Dataset entries on figures
Begin

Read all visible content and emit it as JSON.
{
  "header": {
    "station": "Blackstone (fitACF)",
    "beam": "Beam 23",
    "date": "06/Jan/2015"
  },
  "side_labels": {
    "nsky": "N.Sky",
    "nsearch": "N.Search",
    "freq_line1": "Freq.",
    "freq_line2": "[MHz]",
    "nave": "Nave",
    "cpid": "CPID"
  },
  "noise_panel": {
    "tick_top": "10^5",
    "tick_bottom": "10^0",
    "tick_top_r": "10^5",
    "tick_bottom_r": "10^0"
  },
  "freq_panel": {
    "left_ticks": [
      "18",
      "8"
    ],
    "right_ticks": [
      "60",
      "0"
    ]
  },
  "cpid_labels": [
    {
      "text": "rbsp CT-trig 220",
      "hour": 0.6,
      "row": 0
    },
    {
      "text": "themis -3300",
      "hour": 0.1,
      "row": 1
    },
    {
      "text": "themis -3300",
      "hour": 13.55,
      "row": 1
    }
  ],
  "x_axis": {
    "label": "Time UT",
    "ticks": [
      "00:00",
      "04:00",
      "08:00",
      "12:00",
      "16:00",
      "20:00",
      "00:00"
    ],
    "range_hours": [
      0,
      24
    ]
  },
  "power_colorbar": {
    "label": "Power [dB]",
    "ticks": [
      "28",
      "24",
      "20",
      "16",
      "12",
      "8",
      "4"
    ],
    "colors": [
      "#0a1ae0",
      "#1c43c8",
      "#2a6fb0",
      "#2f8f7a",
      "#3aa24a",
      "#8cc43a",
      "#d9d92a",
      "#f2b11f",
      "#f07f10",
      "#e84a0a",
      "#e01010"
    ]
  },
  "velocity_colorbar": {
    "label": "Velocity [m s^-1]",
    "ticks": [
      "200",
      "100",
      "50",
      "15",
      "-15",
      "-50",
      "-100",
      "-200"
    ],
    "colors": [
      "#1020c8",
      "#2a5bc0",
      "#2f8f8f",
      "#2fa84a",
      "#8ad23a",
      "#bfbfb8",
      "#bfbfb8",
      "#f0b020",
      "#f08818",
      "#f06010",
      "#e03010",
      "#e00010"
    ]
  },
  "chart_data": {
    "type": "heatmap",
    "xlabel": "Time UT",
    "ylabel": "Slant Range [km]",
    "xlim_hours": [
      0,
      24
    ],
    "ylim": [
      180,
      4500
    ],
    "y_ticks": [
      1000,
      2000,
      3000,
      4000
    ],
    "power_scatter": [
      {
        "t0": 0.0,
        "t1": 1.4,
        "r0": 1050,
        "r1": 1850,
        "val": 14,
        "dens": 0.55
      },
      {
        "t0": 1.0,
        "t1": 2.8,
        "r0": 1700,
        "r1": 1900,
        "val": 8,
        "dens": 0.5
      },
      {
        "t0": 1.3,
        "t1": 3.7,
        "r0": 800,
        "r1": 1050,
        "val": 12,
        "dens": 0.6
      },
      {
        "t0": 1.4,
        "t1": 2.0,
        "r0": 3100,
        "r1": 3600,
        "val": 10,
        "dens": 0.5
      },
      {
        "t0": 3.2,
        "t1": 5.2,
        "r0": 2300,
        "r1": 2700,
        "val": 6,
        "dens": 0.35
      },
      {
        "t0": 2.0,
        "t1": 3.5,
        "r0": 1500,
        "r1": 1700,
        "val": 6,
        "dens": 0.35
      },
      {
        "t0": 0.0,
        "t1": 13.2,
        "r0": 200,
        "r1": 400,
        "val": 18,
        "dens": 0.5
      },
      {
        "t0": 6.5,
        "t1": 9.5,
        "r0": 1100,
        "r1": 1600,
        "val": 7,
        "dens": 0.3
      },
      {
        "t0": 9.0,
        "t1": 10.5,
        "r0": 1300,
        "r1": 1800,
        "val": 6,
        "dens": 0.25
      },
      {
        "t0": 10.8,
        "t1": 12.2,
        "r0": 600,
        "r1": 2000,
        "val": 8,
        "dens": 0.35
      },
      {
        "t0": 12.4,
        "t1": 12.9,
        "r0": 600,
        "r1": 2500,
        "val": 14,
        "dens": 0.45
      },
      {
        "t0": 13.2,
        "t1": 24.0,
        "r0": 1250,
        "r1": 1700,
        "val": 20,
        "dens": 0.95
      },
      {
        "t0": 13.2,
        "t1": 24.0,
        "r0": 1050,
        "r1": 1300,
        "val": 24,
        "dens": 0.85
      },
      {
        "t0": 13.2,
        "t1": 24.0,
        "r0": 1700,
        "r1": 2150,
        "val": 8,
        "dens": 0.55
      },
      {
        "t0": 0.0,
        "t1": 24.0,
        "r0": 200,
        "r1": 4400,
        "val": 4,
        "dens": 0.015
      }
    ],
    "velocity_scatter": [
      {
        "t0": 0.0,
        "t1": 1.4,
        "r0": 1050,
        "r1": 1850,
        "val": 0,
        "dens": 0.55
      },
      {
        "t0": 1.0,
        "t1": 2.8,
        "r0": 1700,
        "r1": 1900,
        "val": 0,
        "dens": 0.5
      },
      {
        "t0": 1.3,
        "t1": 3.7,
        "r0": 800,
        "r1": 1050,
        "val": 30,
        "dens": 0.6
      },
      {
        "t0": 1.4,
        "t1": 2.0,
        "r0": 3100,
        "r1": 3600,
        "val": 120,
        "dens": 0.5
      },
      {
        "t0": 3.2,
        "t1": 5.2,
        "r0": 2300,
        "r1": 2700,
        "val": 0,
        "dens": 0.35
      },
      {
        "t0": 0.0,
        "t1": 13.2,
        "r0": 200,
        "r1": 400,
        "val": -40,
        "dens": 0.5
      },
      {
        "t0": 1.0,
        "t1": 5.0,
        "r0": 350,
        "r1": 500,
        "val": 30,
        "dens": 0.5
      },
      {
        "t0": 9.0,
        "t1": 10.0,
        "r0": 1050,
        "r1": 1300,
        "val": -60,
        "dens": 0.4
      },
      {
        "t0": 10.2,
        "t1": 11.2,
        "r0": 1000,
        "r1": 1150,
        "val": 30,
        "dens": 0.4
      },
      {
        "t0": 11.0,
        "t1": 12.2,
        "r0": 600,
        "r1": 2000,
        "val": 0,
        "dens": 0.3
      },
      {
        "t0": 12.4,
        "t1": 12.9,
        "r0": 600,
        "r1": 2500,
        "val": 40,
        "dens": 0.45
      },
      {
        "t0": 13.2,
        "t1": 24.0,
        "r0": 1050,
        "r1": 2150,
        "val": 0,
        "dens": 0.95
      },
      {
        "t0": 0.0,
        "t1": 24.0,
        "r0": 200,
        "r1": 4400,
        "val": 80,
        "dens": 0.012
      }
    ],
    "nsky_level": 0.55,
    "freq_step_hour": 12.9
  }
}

End

* **What you need to do**:
Each record above should be repeated exactly as it appears.

* **Exercise answer**:
Read all visible content and emit it as JSON.
{
  "header": {
    "station": "Blackstone (fitACF)",
    "beam": "Beam 23",
    "date": "06/Jan/2015"
  },
  "side_labels": {
    "nsky": "N.Sky",
    "nsearch": "N.Search",
    "freq_line1": "Freq.",
    "freq_line2": "[MHz]",
    "nave": "Nave",
    "cpid": "CPID"
  },
  "noise_panel": {
    "tick_top": "10^5",
    "tick_bottom": "10^0",
    "tick_top_r": "10^5",
    "tick_bottom_r": "10^0"
  },
  "freq_panel": {
    "left_ticks": [
      "18",
      "8"
    ],
    "right_ticks": [
      "60",
      "0"
    ]
  },
  "cpid_labels": [
    {
      "text": "rbsp CT-trig 220",
      "hour": 0.6,
      "row": 0
    },
    {
      "text": "themis -3300",
      "hour": 0.1,
      "row": 1
    },
    {
      "text": "themis -3300",
      "hour": 13.55,
      "row": 1
    }
  ],
  "x_axis": {
    "label": "Time UT",
    "ticks": [
      "00:00",
      "04:00",
      "08:00",
      "12:00",
      "16:00",
      "20:00",
      "00:00"
    ],
    "range_hours": [
      0,
      24
    ]
  },
  "power_colorbar": {
    "label": "Power [dB]",
    "ticks": [
      "28",
      "24",
      "20",
      "16",
      "12",
      "8",
      "4"
    ],
    "colors": [
      "#0a1ae0",
      "#1c43c8",
      "#2a6fb0",
      "#2f8f7a",
      "#3aa24a",
      "#8cc43a",
      "#d9d92a",
      "#f2b11f",
      "#f07f10",
      "#e84a0a",
      "#e01010"
    ]
  },
  "velocity_colorbar": {
    "label": "Velocity [m s^-1]",
    "ticks": [
      "200",
      "100",
      "50",
      "15",
      "-15",
      "-50",
      "-100",
      "-200"
    ],
    "colors": [
      "#1020c8",
      "#2a5bc0",
      "#2f8f8f",
      "#2fa84a",
      "#8ad23a",
      "#bfbfb8",
      "#bfbfb8",
      "#f0b020",
      "#f08818",
      "#f06010",
      "#e03010",
      "#e00010"
    ]
  },
  "chart_data": {
    "type": "heatmap",
    "xlabel": "Time UT",
    "ylabel": "Slant Range [km]",
    "xlim_hours": [
      0,
      24
    ],
    "ylim": [
      180,
      4500
    ],
    "y_ticks": [
      1000,
      2000,
      3000,
      4000
    ],
    "power_scatter": [
      {
        "t0": 0.0,
        "t1": 1.4,
        "r0": 1050,
        "r1": 1850,
        "val": 14,
        "dens": 0.55
      },
      {
        "t0": 1.0,
        "t1": 2.8,
        "r0": 1700,
        "r1": 1900,
        "val": 8,
        "dens": 0.5
      },
      {
        "t0": 1.3,
        "t1": 3.7,
        "r0": 800,
        "r1": 1050,
        "val": 12,
        "dens": 0.6
      },
      {
        "t0": 1.4,
        "t1": 2.0,
        "r0": 3100,
        "r1": 3600,
        "val": 10,
        "dens": 0.5
      },
      {
        "t0": 3.2,
        "t1": 5.2,
        "r0": 2300,
        "r1": 2700,
        "val": 6,
        "dens": 0.35
      },
      {
        "t0": 2.0,
        "t1": 3.5,
        "r0": 1500,
        "r1": 1700,
        "val": 6,
        "dens": 0.35
      },
      {
        "t0": 0.0,
        "t1": 13.2,
        "r0": 200,
        "r1": 400,
        "val": 18,
        "dens": 0.5
      },
      {
        "t0": 6.5,
        "t1": 9.5,
        "r0": 1100,
        "r1": 1600,
        "val": 7,
        "dens": 0.3
      },
      {
        "t0": 9.0,
        "t1": 10.5,
        "r0": 1300,
        "r1": 1800,
        "val": 6,
        "dens": 0.25
      },
      {
        "t0": 10.8,
        "t1": 12.2,
        "r0": 600,
        "r1": 2000,
        "val": 8,
        "dens": 0.35
      },
      {
        "t0": 12.4,
        "t1": 12.9,
        "r0": 600,
        "r1": 2500,
        "val": 14,
        "dens": 0.45
      },
      {
        "t0": 13.2,
        "t1": 24.0,
        "r0": 1250,
        "r1": 1700,
        "val": 20,
        "dens": 0.95
      },
      {
        "t0": 13.2,
        "t1": 24.0,
        "r0": 1050,
        "r1": 1300,
        "val": 24,
        "dens": 0.85
      },
      {
        "t0": 13.2,
        "t1": 24.0,
        "r0": 1700,
        "r1": 2150,
        "val": 8,
        "dens": 0.55
      },
      {
        "t0": 0.0,
        "t1": 24.0,
        "r0": 200,
        "r1": 4400,
        "val": 4,
        "dens": 0.015
      }
    ],
    "velocity_scatter": [
      {
        "t0": 0.0,
        "t1": 1.4,
        "r0": 1050,
        "r1": 1850,
        "val": 0,
        "dens": 0.55
      },
      {
        "t0": 1.0,
        "t1": 2.8,
        "r0": 1700,
        "r1": 1900,
        "val": 0,
        "dens": 0.5
      },
      {
        "t0": 1.3,
        "t1": 3.7,
        "r0": 800,
        "r1": 1050,
        "val": 30,
        "dens": 0.6
      },
      {
        "t0": 1.4,
        "t1": 2.0,
        "r0": 3100,
        "r1": 3600,
        "val": 120,
        "dens": 0.5
      },
      {
        "t0": 3.2,
        "t1": 5.2,
        "r0": 2300,
        "r1": 2700,
        "val": 0,
        "dens": 0.35
      },
      {
        "t0": 0.0,
        "t1": 13.2,
        "r0": 200,
        "r1": 400,
        "val": -40,
        "dens": 0.5
      },
      {
        "t0": 1.0,
        "t1": 5.0,
        "r0": 350,
        "r1": 500,
        "val": 30,
        "dens": 0.5
      },
      {
        "t0": 9.0,
        "t1": 10.0,
        "r0": 1050,
        "r1": 1300,
        "val": -60,
        "dens": 0.4
      },
      {
        "t0": 10.2,
        "t1": 11.2,
        "r0": 1000,
        "r1": 1150,
        "val": 30,
        "dens": 0.4
      },
      {
        "t0": 11.0,
        "t1": 12.2,
        "r0": 600,
        "r1": 2000,
        "val": 0,
        "dens": 0.3
      },
      {
        "t0": 12.4,
        "t1": 12.9,
        "r0": 600,
        "r1": 2500,
        "val": 40,
        "dens": 0.45
      },
      {
        "t0": 13.2,
        "t1": 24.0,
        "r0": 1050,
        "r1": 2150,
        "val": 0,
        "dens": 0.95
      },
      {
        "t0": 0.0,
        "t1": 24.0,
        "r0": 200,
        "r1": 4400,
        "val": 80,
        "dens": 0.012
      }
    ],
    "nsky_level": 0.55,
    "freq_step_hour": 12.9
  }
}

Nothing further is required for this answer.